**WHAT NEEDS TO BE DONE**
Repeat the material below word for word and leave out all pictures.

▼

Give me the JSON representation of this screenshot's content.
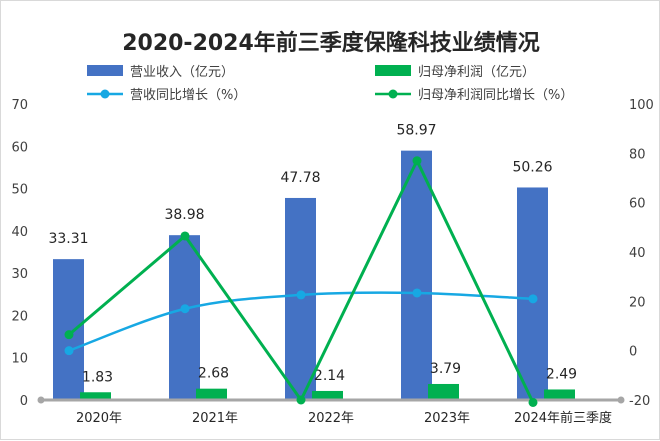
{
  "chart_data": {
    "type": "bar",
    "title": "2020-2024年前三季度保隆科技业绩情况",
    "categories": [
      "2020年",
      "2021年",
      "2022年",
      "2023年",
      "2024年前三季度"
    ],
    "series": [
      {
        "name": "营业收入（亿元）",
        "kind": "bar",
        "axis": "left",
        "color": "#4472C4",
        "values": [
          33.31,
          38.98,
          47.78,
          58.97,
          50.26
        ],
        "labels": [
          "33.31",
          "38.98",
          "47.78",
          "58.97",
          "50.26"
        ]
      },
      {
        "name": "归母净利润（亿元）",
        "kind": "bar",
        "axis": "left",
        "color": "#00B050",
        "values": [
          1.83,
          2.68,
          2.14,
          3.79,
          2.49
        ],
        "labels": [
          "1.83",
          "2.68",
          "2.14",
          "3.79",
          "2.49"
        ]
      },
      {
        "name": "营收同比增长（%）",
        "kind": "line",
        "axis": "right",
        "color": "#17A8E3",
        "values": [
          0,
          17,
          22.6,
          23.4,
          21
        ]
      },
      {
        "name": "归母净利润同比增长（%）",
        "kind": "line",
        "axis": "right",
        "color": "#00B050",
        "values": [
          6.5,
          46.5,
          -20,
          77,
          -21
        ]
      }
    ],
    "left_axis": {
      "min": 0,
      "max": 70,
      "ticks": [
        "0",
        "10",
        "20",
        "30",
        "40",
        "50",
        "60",
        "70"
      ]
    },
    "right_axis": {
      "min": -20,
      "max": 100,
      "ticks": [
        "-20",
        "0",
        "20",
        "40",
        "60",
        "80",
        "100"
      ]
    },
    "legend_position": "top"
  }
}
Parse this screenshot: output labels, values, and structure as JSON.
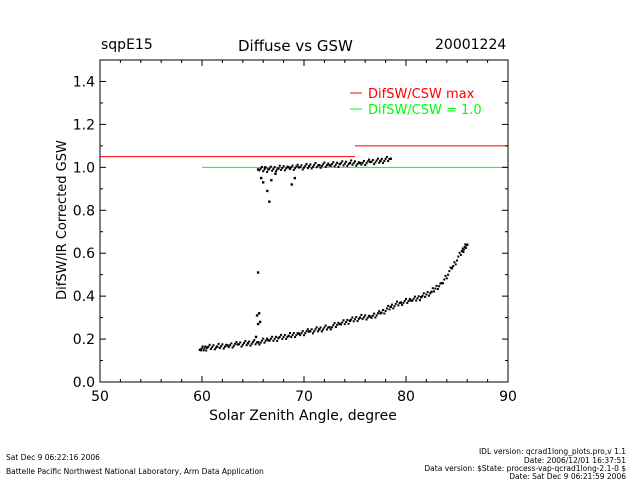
{
  "header": {
    "site": "sqpE15",
    "title": "Diffuse vs GSW",
    "date": "20001224"
  },
  "footer": {
    "left_line1": "Sat Dec  9 06:22:16 2006",
    "left_line2": "Battelle Pacific Northwest National Laboratory, Arm Data Application",
    "right_line1": "IDL version: qcrad1long_plots.pro,v 1.1",
    "right_line2": "Date: 2006/12/01 16:37:51",
    "right_line3": "Data version: $State: process-vap-qcrad1long-2.1-0 $",
    "right_line4": "Date: Sat Dec  9 06:21:59 2006"
  },
  "chart_data": {
    "type": "scatter",
    "title": "Diffuse vs GSW",
    "xlabel": "Solar Zenith Angle, degree",
    "ylabel": "DifSW/IR Corrected GSW",
    "xlim": [
      50,
      90
    ],
    "ylim": [
      0,
      1.5
    ],
    "xticks": [
      50,
      60,
      70,
      80,
      90
    ],
    "yticks": [
      0.0,
      0.2,
      0.4,
      0.6,
      0.8,
      1.0,
      1.2,
      1.4
    ],
    "ytick_labels": [
      "0.0",
      "0.2",
      "0.4",
      "0.6",
      "0.8",
      "1.0",
      "1.2",
      "1.4"
    ],
    "legend": [
      {
        "label": "DifSW/CSW max",
        "color": "#ff0000"
      },
      {
        "label": "DifSW/CSW = 1.0",
        "color": "#00ff00"
      }
    ],
    "ref_lines": [
      {
        "name": "difsw-csw-max-low",
        "color": "#ff0000",
        "x": [
          50,
          75
        ],
        "y": 1.05
      },
      {
        "name": "difsw-csw-max-high",
        "color": "#ff0000",
        "x": [
          75,
          90
        ],
        "y": 1.1
      },
      {
        "name": "difsw-csw-one",
        "color": "#00ff00",
        "x": [
          60,
          90
        ],
        "y": 1.0
      }
    ],
    "series": [
      {
        "name": "lower branch (ratio)",
        "x": [
          59.8,
          60.5,
          61.5,
          62.5,
          63.5,
          64.5,
          65.5,
          66.5,
          67.5,
          68.5,
          69.5,
          70.5,
          71.5,
          72.5,
          73.5,
          74.5,
          75.5,
          76.5,
          77.5,
          78.5,
          79.5,
          80.5,
          81.5,
          82.5,
          83.5,
          84.5,
          85.5,
          86.0
        ],
        "y": [
          0.15,
          0.16,
          0.165,
          0.17,
          0.175,
          0.18,
          0.185,
          0.195,
          0.205,
          0.215,
          0.225,
          0.235,
          0.245,
          0.255,
          0.27,
          0.285,
          0.3,
          0.305,
          0.32,
          0.35,
          0.37,
          0.38,
          0.395,
          0.42,
          0.46,
          0.53,
          0.61,
          0.64
        ]
      },
      {
        "name": "upper branch (ratio)",
        "x": [
          65.5,
          66.5,
          67.5,
          68.5,
          69.5,
          70.5,
          71.5,
          72.5,
          73.5,
          74.5,
          75.5,
          76.5,
          77.5,
          78.5
        ],
        "y": [
          0.99,
          0.99,
          0.995,
          1.0,
          1.0,
          1.005,
          1.01,
          1.01,
          1.015,
          1.02,
          1.02,
          1.025,
          1.03,
          1.04
        ]
      },
      {
        "name": "outliers",
        "x": [
          65.5,
          65.6,
          65.7,
          65.8,
          66.0,
          66.2,
          66.4,
          66.6,
          66.8,
          67.2,
          68.8,
          69.1,
          65.4,
          65.5,
          65.3
        ],
        "y": [
          0.51,
          0.32,
          0.28,
          0.95,
          0.93,
          1.0,
          0.89,
          0.84,
          0.94,
          0.97,
          0.92,
          0.95,
          0.31,
          0.27,
          0.21
        ]
      }
    ]
  }
}
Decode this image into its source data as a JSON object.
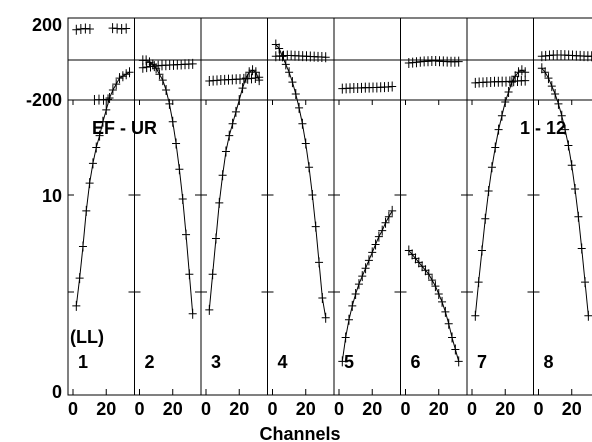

▲

**ANSWER TO THE PROBLEM**
Give me the JSON representation of this screenshot's content.
{
  "chart_data": {
    "type": "bar",
    "title": "2020-2024年前三季度保隆科技业绩情况",
    "categories": [
      "2020年",
      "2021年",
      "2022年",
      "2023年",
      "2024年前三季度"
    ],
    "series": [
      {
        "name": "营业收入（亿元）",
        "kind": "bar",
        "axis": "left",
        "color": "#4472C4",
        "values": [
          33.31,
          38.98,
          47.78,
          58.97,
          50.26
        ],
        "labels": [
          "33.31",
          "38.98",
          "47.78",
          "58.97",
          "50.26"
        ]
      },
      {
        "name": "归母净利润（亿元）",
        "kind": "bar",
        "axis": "left",
        "color": "#00B050",
        "values": [
          1.83,
          2.68,
          2.14,
          3.79,
          2.49
        ],
        "labels": [
          "1.83",
          "2.68",
          "2.14",
          "3.79",
          "2.49"
        ]
      },
      {
        "name": "营收同比增长（%）",
        "kind": "line",
        "axis": "right",
        "color": "#17A8E3",
        "values": [
          0,
          17,
          22.6,
          23.4,
          21
        ]
      },
      {
        "name": "归母净利润同比增长（%）",
        "kind": "line",
        "axis": "right",
        "color": "#00B050",
        "values": [
          6.5,
          46.5,
          -20,
          77,
          -21
        ]
      }
    ],
    "left_axis": {
      "min": 0,
      "max": 70,
      "ticks": [
        "0",
        "10",
        "20",
        "30",
        "40",
        "50",
        "60",
        "70"
      ]
    },
    "right_axis": {
      "min": -20,
      "max": 100,
      "ticks": [
        "-20",
        "0",
        "20",
        "40",
        "60",
        "80",
        "100"
      ]
    },
    "legend_position": "top"
  }
}
Parse this screenshot: output labels, values, and structure as JSON.
{
  "header": {
    "site": "sqpE15",
    "title": "Diffuse vs GSW",
    "date": "20001224"
  },
  "footer": {
    "left_line1": "Sat Dec  9 06:22:16 2006",
    "left_line2": "Battelle Pacific Northwest National Laboratory, Arm Data Application",
    "right_line1": "IDL version: qcrad1long_plots.pro,v 1.1",
    "right_line2": "Date: 2006/12/01 16:37:51",
    "right_line3": "Data version: $State: process-vap-qcrad1long-2.1-0 $",
    "right_line4": "Date: Sat Dec  9 06:21:59 2006"
  },
  "chart_data": {
    "type": "scatter",
    "title": "Diffuse vs GSW",
    "xlabel": "Solar Zenith Angle, degree",
    "ylabel": "DifSW/IR Corrected GSW",
    "xlim": [
      50,
      90
    ],
    "ylim": [
      0,
      1.5
    ],
    "xticks": [
      50,
      60,
      70,
      80,
      90
    ],
    "yticks": [
      0.0,
      0.2,
      0.4,
      0.6,
      0.8,
      1.0,
      1.2,
      1.4
    ],
    "ytick_labels": [
      "0.0",
      "0.2",
      "0.4",
      "0.6",
      "0.8",
      "1.0",
      "1.2",
      "1.4"
    ],
    "legend": [
      {
        "label": "DifSW/CSW max",
        "color": "#ff0000"
      },
      {
        "label": "DifSW/CSW = 1.0",
        "color": "#00ff00"
      }
    ],
    "ref_lines": [
      {
        "name": "difsw-csw-max-low",
        "color": "#ff0000",
        "x": [
          50,
          75
        ],
        "y": 1.05
      },
      {
        "name": "difsw-csw-max-high",
        "color": "#ff0000",
        "x": [
          75,
          90
        ],
        "y": 1.1
      },
      {
        "name": "difsw-csw-one",
        "color": "#00ff00",
        "x": [
          60,
          90
        ],
        "y": 1.0
      }
    ],
    "series": [
      {
        "name": "lower branch (ratio)",
        "x": [
          59.8,
          60.5,
          61.5,
          62.5,
          63.5,
          64.5,
          65.5,
          66.5,
          67.5,
          68.5,
          69.5,
          70.5,
          71.5,
          72.5,
          73.5,
          74.5,
          75.5,
          76.5,
          77.5,
          78.5,
          79.5,
          80.5,
          81.5,
          82.5,
          83.5,
          84.5,
          85.5,
          86.0
        ],
        "y": [
          0.15,
          0.16,
          0.165,
          0.17,
          0.175,
          0.18,
          0.185,
          0.195,
          0.205,
          0.215,
          0.225,
          0.235,
          0.245,
          0.255,
          0.27,
          0.285,
          0.3,
          0.305,
          0.32,
          0.35,
          0.37,
          0.38,
          0.395,
          0.42,
          0.46,
          0.53,
          0.61,
          0.64
        ]
      },
      {
        "name": "upper branch (ratio)",
        "x": [
          65.5,
          66.5,
          67.5,
          68.5,
          69.5,
          70.5,
          71.5,
          72.5,
          73.5,
          74.5,
          75.5,
          76.5,
          77.5,
          78.5
        ],
        "y": [
          0.99,
          0.99,
          0.995,
          1.0,
          1.0,
          1.005,
          1.01,
          1.01,
          1.015,
          1.02,
          1.02,
          1.025,
          1.03,
          1.04
        ]
      },
      {
        "name": "outliers",
        "x": [
          65.5,
          65.6,
          65.7,
          65.8,
          66.0,
          66.2,
          66.4,
          66.6,
          66.8,
          67.2,
          68.8,
          69.1,
          65.4,
          65.5,
          65.3
        ],
        "y": [
          0.51,
          0.32,
          0.28,
          0.95,
          0.93,
          1.0,
          0.89,
          0.84,
          0.94,
          0.97,
          0.92,
          0.95,
          0.31,
          0.27,
          0.21
        ]
      }
    ]
  }
}
Decode this image into its source data as a JSON object.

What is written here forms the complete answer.